> **Input data**
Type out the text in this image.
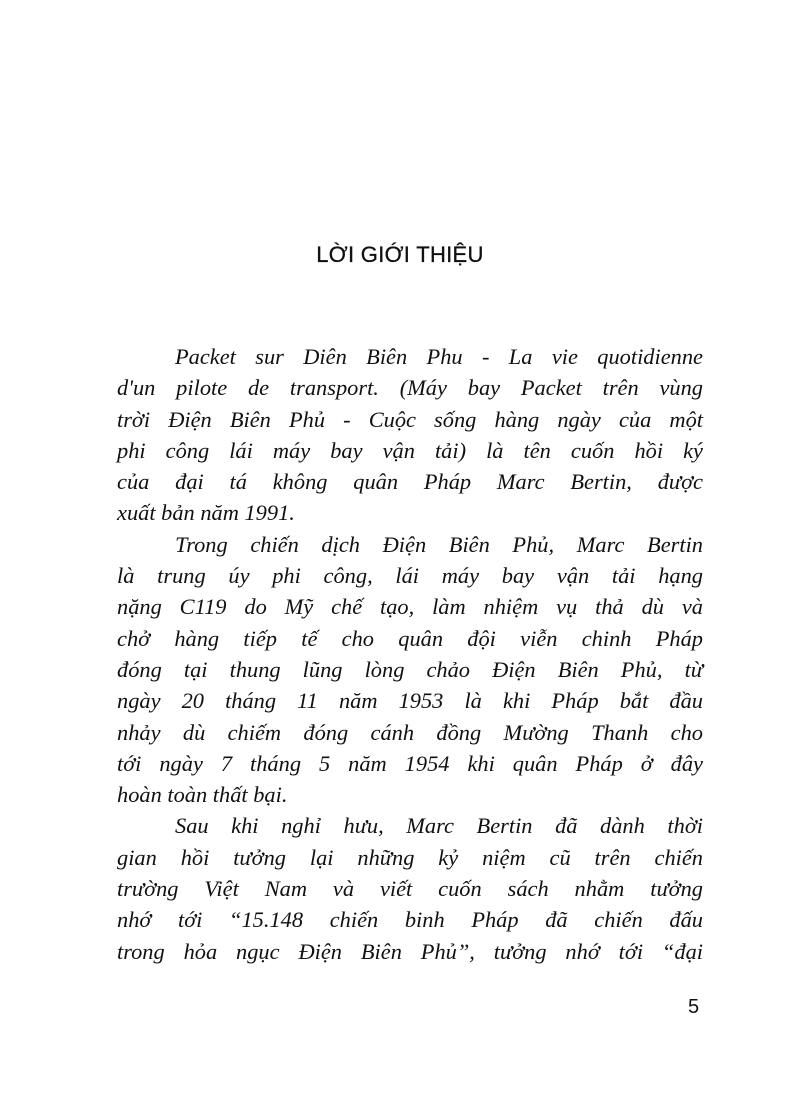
LỜI GIỚI THIỆU
Packet sur Diên Biên Phu - La vie quotidienne
d'un pilote de transport. (Máy bay Packet trên vùng
trời Điện Biên Phủ - Cuộc sống hàng ngày của một
phi công lái máy bay vận tải) là tên cuốn hồi ký
của đại tá không quân Pháp Marc Bertin, được
xuất bản năm 1991.
Trong chiến dịch Điện Biên Phủ, Marc Bertin
là trung úy phi công, lái máy bay vận tải hạng
nặng C119 do Mỹ chế tạo, làm nhiệm vụ thả dù và
chở hàng tiếp tế cho quân đội viễn chinh Pháp
đóng tại thung lũng lòng chảo Điện Biên Phủ, từ
ngày 20 tháng 11 năm 1953 là khi Pháp bắt đầu
nhảy dù chiếm đóng cánh đồng Mường Thanh cho
tới ngày 7 tháng 5 năm 1954 khi quân Pháp ở đây
hoàn toàn thất bại.
Sau khi nghỉ hưu, Marc Bertin đã dành thời
gian hồi tưởng lại những kỷ niệm cũ trên chiến
trường Việt Nam và viết cuốn sách nhằm tưởng
nhớ tới “15.148 chiến binh Pháp đã chiến đấu
trong hỏa ngục Điện Biên Phủ”, tưởng nhớ tới “đại
5
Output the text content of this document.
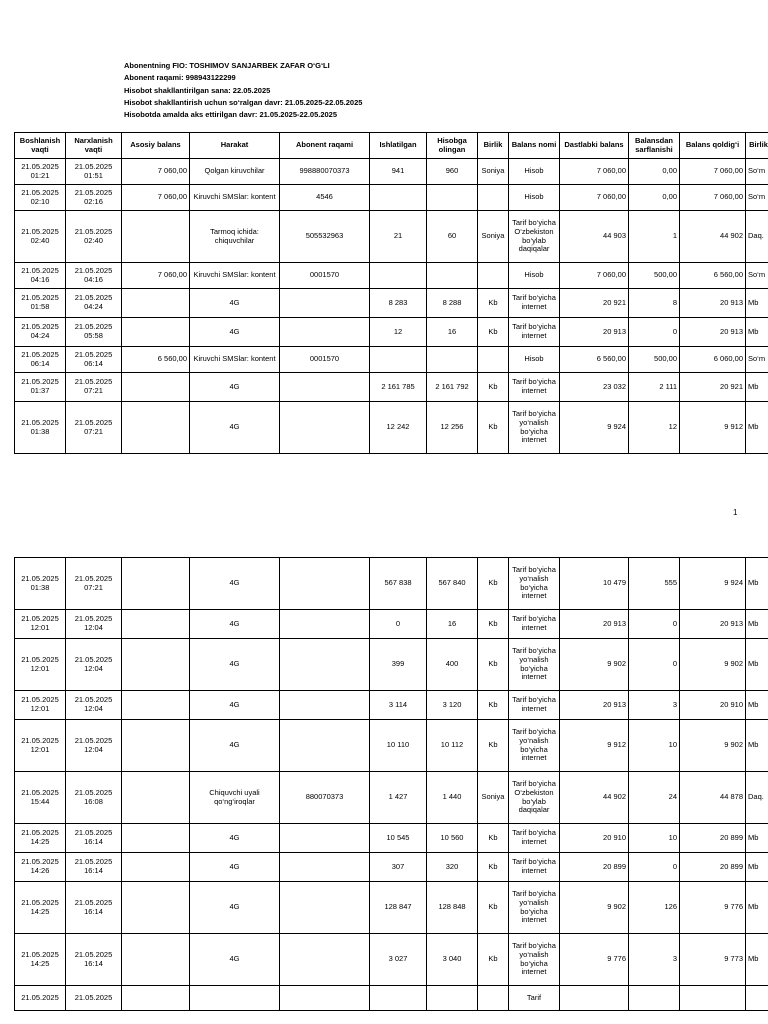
Abonentning FIO: TOSHIMOV SANJARBEK ZAFAR O‘G‘LI
Abonent raqami: 998943122299
Hisobot shakllantirilgan sana: 22.05.2025
Hisobot shakllantirish uchun so‘ralgan davr: 21.05.2025-22.05.2025
Hisobotda amalda aks ettirilgan davr: 21.05.2025-22.05.2025
Boshlanish vaqti	Narxlanish vaqti	Asosiy balans	Harakat	Abonent raqami	Ishlatilgan	Hisobga olingan	Birlik	Balans nomi	Dastlabki balans	Balansdan sarflanishi	Balans qoldig‘i	Birlik
21.05.2025 01:21	21.05.2025 01:51	7 060,00	Qolgan kiruvchilar	998880070373	941	960	Soniya	Hisob	7 060,00	0,00	7 060,00	So‘m
21.05.2025 02:10	21.05.2025 02:16	7 060,00	Kiruvchi SMSlar: kontent	4546				Hisob	7 060,00	0,00	7 060,00	So‘m
21.05.2025 02:40	21.05.2025 02:40		Tarmoq ichida: chiquvchilar	505532963	21	60	Soniya	Tarif bo‘yicha O‘zbekiston bo‘ylab daqiqalar	44 903	1	44 902	Daq.
21.05.2025 04:16	21.05.2025 04:16	7 060,00	Kiruvchi SMSlar: kontent	0001570				Hisob	7 060,00	500,00	6 560,00	So‘m
21.05.2025 01:58	21.05.2025 04:24		4G		8 283	8 288	Kb	Tarif bo‘yicha internet	20 921	8	20 913	Mb
21.05.2025 04:24	21.05.2025 05:58		4G		12	16	Kb	Tarif bo‘yicha internet	20 913	0	20 913	Mb
21.05.2025 06:14	21.05.2025 06:14	6 560,00	Kiruvchi SMSlar: kontent	0001570				Hisob	6 560,00	500,00	6 060,00	So‘m
21.05.2025 01:37	21.05.2025 07:21		4G		2 161 785	2 161 792	Kb	Tarif bo‘yicha internet	23 032	2 111	20 921	Mb
21.05.2025 01:38	21.05.2025 07:21		4G		12 242	12 256	Kb	Tarif bo‘yicha yo‘nalish bo‘yicha internet	9 924	12	9 912	Mb
1
21.05.2025 01:38	21.05.2025 07:21		4G		567 838	567 840	Kb	Tarif bo‘yicha yo‘nalish bo‘yicha internet	10 479	555	9 924	Mb
21.05.2025 12:01	21.05.2025 12:04		4G		0	16	Kb	Tarif bo‘yicha internet	20 913	0	20 913	Mb
21.05.2025 12:01	21.05.2025 12:04		4G		399	400	Kb	Tarif bo‘yicha yo‘nalish bo‘yicha internet	9 902	0	9 902	Mb
21.05.2025 12:01	21.05.2025 12:04		4G		3 114	3 120	Kb	Tarif bo‘yicha internet	20 913	3	20 910	Mb
21.05.2025 12:01	21.05.2025 12:04		4G		10 110	10 112	Kb	Tarif bo‘yicha yo‘nalish bo‘yicha internet	9 912	10	9 902	Mb
21.05.2025 15:44	21.05.2025 16:08		Chiquvchi uyali qo‘ng‘iroqlar	880070373	1 427	1 440	Soniya	Tarif bo‘yicha O‘zbekiston bo‘ylab daqiqalar	44 902	24	44 878	Daq.
21.05.2025 14:25	21.05.2025 16:14		4G		10 545	10 560	Kb	Tarif bo‘yicha internet	20 910	10	20 899	Mb
21.05.2025 14:26	21.05.2025 16:14		4G		307	320	Kb	Tarif bo‘yicha internet	20 899	0	20 899	Mb
21.05.2025 14:25	21.05.2025 16:14		4G		128 847	128 848	Kb	Tarif bo‘yicha yo‘nalish bo‘yicha internet	9 902	126	9 776	Mb
21.05.2025 14:25	21.05.2025 16:14		4G		3 027	3 040	Kb	Tarif bo‘yicha yo‘nalish bo‘yicha internet	9 776	3	9 773	Mb
21.05.2025	21.05.2025							Tarif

> **Exercise goal**
Reproduce all entries exactly. Pictures do not belong in the copy.

> **Final answer**
Type out the text in this image.
LỜI GIỚI THIỆU
Packet sur Diên Biên Phu - La vie quotidienne
d'un pilote de transport. (Máy bay Packet trên vùng
trời Điện Biên Phủ - Cuộc sống hàng ngày của một
phi công lái máy bay vận tải) là tên cuốn hồi ký
của đại tá không quân Pháp Marc Bertin, được
xuất bản năm 1991.
Trong chiến dịch Điện Biên Phủ, Marc Bertin
là trung úy phi công, lái máy bay vận tải hạng
nặng C119 do Mỹ chế tạo, làm nhiệm vụ thả dù và
chở hàng tiếp tế cho quân đội viễn chinh Pháp
đóng tại thung lũng lòng chảo Điện Biên Phủ, từ
ngày 20 tháng 11 năm 1953 là khi Pháp bắt đầu
nhảy dù chiếm đóng cánh đồng Mường Thanh cho
tới ngày 7 tháng 5 năm 1954 khi quân Pháp ở đây
hoàn toàn thất bại.
Sau khi nghỉ hưu, Marc Bertin đã dành thời
gian hồi tưởng lại những kỷ niệm cũ trên chiến
trường Việt Nam và viết cuốn sách nhằm tưởng
nhớ tới “15.148 chiến binh Pháp đã chiến đấu
trong hỏa ngục Điện Biên Phủ”, tưởng nhớ tới “đại
5
Output the text content of this document.
Abonentning FIO: TOSHIMOV SANJARBEK ZAFAR O‘G‘LI
Abonent raqami: 998943122299
Hisobot shakllantirilgan sana: 22.05.2025
Hisobot shakllantirish uchun so‘ralgan davr: 21.05.2025-22.05.2025
Hisobotda amalda aks ettirilgan davr: 21.05.2025-22.05.2025
Boshlanish vaqti	Narxlanish vaqti	Asosiy balans	Harakat	Abonent raqami	Ishlatilgan	Hisobga olingan	Birlik	Balans nomi	Dastlabki balans	Balansdan sarflanishi	Balans qoldig‘i	Birlik
21.05.2025 01:21	21.05.2025 01:51	7 060,00	Qolgan kiruvchilar	998880070373	941	960	Soniya	Hisob	7 060,00	0,00	7 060,00	So‘m
21.05.2025 02:10	21.05.2025 02:16	7 060,00	Kiruvchi SMSlar: kontent	4546				Hisob	7 060,00	0,00	7 060,00	So‘m
21.05.2025 02:40	21.05.2025 02:40		Tarmoq ichida: chiquvchilar	505532963	21	60	Soniya	Tarif bo‘yicha O‘zbekiston bo‘ylab daqiqalar	44 903	1	44 902	Daq.
21.05.2025 04:16	21.05.2025 04:16	7 060,00	Kiruvchi SMSlar: kontent	0001570				Hisob	7 060,00	500,00	6 560,00	So‘m
21.05.2025 01:58	21.05.2025 04:24		4G		8 283	8 288	Kb	Tarif bo‘yicha internet	20 921	8	20 913	Mb
21.05.2025 04:24	21.05.2025 05:58		4G		12	16	Kb	Tarif bo‘yicha internet	20 913	0	20 913	Mb
21.05.2025 06:14	21.05.2025 06:14	6 560,00	Kiruvchi SMSlar: kontent	0001570				Hisob	6 560,00	500,00	6 060,00	So‘m
21.05.2025 01:37	21.05.2025 07:21		4G		2 161 785	2 161 792	Kb	Tarif bo‘yicha internet	23 032	2 111	20 921	Mb
21.05.2025 01:38	21.05.2025 07:21		4G		12 242	12 256	Kb	Tarif bo‘yicha yo‘nalish bo‘yicha internet	9 924	12	9 912	Mb
1
21.05.2025 01:38	21.05.2025 07:21		4G		567 838	567 840	Kb	Tarif bo‘yicha yo‘nalish bo‘yicha internet	10 479	555	9 924	Mb
21.05.2025 12:01	21.05.2025 12:04		4G		0	16	Kb	Tarif bo‘yicha internet	20 913	0	20 913	Mb
21.05.2025 12:01	21.05.2025 12:04		4G		399	400	Kb	Tarif bo‘yicha yo‘nalish bo‘yicha internet	9 902	0	9 902	Mb
21.05.2025 12:01	21.05.2025 12:04		4G		3 114	3 120	Kb	Tarif bo‘yicha internet	20 913	3	20 910	Mb
21.05.2025 12:01	21.05.2025 12:04		4G		10 110	10 112	Kb	Tarif bo‘yicha yo‘nalish bo‘yicha internet	9 912	10	9 902	Mb
21.05.2025 15:44	21.05.2025 16:08		Chiquvchi uyali qo‘ng‘iroqlar	880070373	1 427	1 440	Soniya	Tarif bo‘yicha O‘zbekiston bo‘ylab daqiqalar	44 902	24	44 878	Daq.
21.05.2025 14:25	21.05.2025 16:14		4G		10 545	10 560	Kb	Tarif bo‘yicha internet	20 910	10	20 899	Mb
21.05.2025 14:26	21.05.2025 16:14		4G		307	320	Kb	Tarif bo‘yicha internet	20 899	0	20 899	Mb
21.05.2025 14:25	21.05.2025 16:14		4G		128 847	128 848	Kb	Tarif bo‘yicha yo‘nalish bo‘yicha internet	9 902	126	9 776	Mb
21.05.2025 14:25	21.05.2025 16:14		4G		3 027	3 040	Kb	Tarif bo‘yicha yo‘nalish bo‘yicha internet	9 776	3	9 773	Mb
21.05.2025	21.05.2025							Tarif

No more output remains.